§ **Stated task**: Scan the entries below for the word "JSON". Copy each line that has it.

§ **Exercise materials**:
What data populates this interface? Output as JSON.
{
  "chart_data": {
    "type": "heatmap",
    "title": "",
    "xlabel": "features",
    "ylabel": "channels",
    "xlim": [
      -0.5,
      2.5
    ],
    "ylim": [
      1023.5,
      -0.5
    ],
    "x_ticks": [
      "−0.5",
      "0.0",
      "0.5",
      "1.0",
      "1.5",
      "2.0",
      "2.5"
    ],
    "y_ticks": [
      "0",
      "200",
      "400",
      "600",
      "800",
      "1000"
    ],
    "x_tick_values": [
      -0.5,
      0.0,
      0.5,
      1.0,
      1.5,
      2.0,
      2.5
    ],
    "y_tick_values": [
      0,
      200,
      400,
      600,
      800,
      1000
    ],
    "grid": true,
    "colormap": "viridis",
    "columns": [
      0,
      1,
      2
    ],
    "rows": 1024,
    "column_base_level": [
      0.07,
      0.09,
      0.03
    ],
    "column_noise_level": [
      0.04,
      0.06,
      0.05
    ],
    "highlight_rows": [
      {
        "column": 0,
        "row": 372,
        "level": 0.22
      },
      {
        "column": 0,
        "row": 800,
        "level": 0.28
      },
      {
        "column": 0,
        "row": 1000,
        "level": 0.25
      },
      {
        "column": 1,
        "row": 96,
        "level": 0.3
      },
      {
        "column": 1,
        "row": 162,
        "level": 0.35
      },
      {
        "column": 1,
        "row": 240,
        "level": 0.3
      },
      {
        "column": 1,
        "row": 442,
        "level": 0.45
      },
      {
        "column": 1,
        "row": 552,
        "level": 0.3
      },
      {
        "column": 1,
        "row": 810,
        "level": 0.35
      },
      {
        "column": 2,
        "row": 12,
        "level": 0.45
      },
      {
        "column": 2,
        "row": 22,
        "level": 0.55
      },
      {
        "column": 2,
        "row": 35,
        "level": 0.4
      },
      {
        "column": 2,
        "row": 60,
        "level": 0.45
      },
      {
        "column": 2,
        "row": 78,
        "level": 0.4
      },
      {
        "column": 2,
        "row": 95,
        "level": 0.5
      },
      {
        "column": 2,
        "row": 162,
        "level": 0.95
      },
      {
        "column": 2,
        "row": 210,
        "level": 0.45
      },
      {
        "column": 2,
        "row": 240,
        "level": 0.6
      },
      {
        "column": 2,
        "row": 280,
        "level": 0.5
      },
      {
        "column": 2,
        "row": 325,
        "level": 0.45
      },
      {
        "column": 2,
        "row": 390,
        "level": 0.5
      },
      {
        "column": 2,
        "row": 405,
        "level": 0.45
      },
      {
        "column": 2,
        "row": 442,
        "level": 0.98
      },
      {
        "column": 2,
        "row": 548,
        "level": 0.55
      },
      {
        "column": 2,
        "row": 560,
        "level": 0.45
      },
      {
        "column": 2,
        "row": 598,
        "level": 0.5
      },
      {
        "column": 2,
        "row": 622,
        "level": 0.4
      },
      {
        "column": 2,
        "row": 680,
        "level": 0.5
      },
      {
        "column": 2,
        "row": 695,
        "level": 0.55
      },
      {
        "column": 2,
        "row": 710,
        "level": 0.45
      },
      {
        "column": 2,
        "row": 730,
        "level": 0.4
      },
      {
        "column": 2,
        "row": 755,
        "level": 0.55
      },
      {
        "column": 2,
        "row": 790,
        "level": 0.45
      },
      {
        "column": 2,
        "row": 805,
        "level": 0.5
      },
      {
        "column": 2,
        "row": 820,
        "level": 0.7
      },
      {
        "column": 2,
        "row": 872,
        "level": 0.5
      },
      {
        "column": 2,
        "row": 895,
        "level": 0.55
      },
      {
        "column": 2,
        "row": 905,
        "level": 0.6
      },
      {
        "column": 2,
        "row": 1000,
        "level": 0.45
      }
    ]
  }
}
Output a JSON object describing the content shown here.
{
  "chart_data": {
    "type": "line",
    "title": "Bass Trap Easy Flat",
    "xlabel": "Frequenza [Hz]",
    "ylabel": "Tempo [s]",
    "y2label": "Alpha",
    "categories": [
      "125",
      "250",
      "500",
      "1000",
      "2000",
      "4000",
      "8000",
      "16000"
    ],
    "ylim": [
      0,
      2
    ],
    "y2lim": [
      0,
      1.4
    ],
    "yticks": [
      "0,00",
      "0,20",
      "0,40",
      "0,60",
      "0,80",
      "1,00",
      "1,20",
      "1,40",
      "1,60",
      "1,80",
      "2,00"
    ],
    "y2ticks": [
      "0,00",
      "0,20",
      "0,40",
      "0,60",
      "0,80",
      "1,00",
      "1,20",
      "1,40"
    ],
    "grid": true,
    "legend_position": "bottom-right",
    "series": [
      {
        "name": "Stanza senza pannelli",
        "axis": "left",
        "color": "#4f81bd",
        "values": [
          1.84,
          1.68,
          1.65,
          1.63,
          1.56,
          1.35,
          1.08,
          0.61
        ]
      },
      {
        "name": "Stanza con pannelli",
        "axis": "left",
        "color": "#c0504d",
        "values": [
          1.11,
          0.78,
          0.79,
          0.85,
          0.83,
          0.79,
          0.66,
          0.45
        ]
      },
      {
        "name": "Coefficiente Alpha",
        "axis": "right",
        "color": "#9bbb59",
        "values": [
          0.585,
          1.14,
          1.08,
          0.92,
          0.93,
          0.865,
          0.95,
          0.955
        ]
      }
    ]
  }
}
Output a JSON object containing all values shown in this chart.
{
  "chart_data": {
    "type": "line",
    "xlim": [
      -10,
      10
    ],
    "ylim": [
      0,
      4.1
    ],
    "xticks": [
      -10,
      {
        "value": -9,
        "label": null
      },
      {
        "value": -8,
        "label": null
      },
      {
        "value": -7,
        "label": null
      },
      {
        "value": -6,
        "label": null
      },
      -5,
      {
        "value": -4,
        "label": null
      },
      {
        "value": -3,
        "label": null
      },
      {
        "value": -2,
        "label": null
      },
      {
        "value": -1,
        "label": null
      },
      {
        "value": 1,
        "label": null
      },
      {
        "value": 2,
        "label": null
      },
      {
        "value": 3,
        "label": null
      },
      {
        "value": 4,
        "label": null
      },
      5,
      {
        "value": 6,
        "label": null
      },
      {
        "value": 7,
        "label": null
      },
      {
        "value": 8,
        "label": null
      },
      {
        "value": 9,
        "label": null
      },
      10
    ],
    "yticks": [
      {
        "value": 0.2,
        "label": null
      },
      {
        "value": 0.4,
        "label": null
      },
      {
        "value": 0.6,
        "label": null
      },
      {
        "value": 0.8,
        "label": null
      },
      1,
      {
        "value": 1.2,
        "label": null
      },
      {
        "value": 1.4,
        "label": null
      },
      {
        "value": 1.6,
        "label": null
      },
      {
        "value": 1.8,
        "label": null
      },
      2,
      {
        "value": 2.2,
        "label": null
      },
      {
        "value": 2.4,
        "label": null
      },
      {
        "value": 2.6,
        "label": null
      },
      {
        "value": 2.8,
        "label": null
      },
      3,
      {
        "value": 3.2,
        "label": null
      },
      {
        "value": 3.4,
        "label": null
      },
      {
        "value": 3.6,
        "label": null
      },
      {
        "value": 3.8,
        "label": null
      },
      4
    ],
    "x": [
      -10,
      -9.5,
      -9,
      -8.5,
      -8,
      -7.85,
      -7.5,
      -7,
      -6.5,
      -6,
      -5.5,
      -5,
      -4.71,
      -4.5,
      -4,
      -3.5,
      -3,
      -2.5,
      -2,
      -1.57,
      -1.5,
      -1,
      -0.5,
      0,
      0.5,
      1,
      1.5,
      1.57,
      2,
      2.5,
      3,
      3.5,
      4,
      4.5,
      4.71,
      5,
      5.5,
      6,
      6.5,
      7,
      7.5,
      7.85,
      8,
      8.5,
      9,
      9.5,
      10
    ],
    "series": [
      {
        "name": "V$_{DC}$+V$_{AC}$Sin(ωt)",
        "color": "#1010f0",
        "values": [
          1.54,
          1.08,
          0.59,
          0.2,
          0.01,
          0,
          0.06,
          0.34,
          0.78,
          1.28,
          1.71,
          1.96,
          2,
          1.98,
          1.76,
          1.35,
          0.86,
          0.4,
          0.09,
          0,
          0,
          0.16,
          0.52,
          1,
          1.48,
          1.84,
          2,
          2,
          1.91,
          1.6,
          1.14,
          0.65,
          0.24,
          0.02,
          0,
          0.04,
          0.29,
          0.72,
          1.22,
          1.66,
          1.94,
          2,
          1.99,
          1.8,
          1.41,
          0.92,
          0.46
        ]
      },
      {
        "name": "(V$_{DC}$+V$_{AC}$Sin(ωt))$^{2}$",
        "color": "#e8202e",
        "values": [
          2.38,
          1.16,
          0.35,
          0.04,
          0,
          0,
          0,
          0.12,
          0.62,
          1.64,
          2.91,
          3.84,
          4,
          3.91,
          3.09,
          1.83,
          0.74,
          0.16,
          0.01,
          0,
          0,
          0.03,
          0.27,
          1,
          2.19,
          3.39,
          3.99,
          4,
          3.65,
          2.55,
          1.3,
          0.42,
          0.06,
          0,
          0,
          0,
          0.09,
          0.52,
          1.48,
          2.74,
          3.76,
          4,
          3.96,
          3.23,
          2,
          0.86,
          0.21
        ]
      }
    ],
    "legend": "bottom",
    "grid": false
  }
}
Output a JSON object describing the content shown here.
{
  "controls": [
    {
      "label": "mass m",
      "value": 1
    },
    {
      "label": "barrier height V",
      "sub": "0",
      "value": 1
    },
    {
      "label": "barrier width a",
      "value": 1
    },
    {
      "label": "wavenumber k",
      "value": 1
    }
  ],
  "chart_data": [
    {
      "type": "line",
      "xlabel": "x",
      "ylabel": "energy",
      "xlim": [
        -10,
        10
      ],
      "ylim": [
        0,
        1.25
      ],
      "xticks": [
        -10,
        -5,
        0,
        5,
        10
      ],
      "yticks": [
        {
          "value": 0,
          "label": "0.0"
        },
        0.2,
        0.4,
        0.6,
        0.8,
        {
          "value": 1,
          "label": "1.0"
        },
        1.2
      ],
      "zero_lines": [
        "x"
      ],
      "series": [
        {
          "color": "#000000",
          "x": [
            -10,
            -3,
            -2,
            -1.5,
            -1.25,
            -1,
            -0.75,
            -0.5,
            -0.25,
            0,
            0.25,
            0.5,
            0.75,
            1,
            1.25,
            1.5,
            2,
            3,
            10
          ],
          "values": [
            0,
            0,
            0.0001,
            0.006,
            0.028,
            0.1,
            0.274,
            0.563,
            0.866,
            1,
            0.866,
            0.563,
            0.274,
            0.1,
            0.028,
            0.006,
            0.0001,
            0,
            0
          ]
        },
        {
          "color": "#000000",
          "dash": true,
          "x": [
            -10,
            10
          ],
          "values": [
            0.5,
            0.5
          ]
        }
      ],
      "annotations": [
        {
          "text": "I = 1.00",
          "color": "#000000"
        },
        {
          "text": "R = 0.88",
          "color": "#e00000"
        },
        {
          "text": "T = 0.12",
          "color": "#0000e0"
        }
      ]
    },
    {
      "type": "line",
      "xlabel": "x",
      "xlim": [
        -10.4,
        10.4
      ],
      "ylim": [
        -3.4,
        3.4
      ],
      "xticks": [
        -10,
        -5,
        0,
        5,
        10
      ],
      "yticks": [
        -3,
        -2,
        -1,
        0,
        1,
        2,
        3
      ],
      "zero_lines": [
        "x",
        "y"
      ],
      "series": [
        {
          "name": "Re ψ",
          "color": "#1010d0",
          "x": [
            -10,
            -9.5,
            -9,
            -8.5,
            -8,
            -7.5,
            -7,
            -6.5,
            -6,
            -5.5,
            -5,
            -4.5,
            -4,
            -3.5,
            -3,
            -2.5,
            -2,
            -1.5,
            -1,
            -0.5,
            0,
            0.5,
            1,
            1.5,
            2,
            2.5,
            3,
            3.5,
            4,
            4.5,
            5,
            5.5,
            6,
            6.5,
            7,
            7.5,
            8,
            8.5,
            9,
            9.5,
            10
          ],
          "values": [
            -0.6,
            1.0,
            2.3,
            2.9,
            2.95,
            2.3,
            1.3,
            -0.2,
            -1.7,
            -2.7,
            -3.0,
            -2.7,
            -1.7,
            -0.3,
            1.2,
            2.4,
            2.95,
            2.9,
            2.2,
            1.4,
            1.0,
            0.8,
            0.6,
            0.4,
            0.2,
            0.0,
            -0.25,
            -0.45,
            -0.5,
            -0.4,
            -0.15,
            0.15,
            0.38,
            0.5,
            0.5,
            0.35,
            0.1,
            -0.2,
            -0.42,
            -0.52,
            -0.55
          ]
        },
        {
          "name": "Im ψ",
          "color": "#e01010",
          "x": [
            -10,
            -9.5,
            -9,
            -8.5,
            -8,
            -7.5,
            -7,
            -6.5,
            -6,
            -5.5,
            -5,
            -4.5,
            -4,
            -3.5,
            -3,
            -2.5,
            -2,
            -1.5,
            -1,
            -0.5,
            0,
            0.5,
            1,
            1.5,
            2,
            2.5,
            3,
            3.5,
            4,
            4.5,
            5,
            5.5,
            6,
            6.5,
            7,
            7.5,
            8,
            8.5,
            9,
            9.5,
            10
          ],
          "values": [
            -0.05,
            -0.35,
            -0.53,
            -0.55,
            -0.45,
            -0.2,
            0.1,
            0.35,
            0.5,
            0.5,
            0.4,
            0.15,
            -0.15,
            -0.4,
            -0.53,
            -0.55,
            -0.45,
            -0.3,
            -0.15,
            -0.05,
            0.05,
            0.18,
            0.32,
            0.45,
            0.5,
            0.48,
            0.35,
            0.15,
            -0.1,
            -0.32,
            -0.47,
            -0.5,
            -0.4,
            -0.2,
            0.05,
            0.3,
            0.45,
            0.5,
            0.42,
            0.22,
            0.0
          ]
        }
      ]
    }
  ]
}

§ **Answer to this problem**:
What data populates this interface? Output as JSON.
Output a JSON object describing the content shown here.
Output a JSON object containing all values shown in this chart.
Output a JSON object describing the content shown here.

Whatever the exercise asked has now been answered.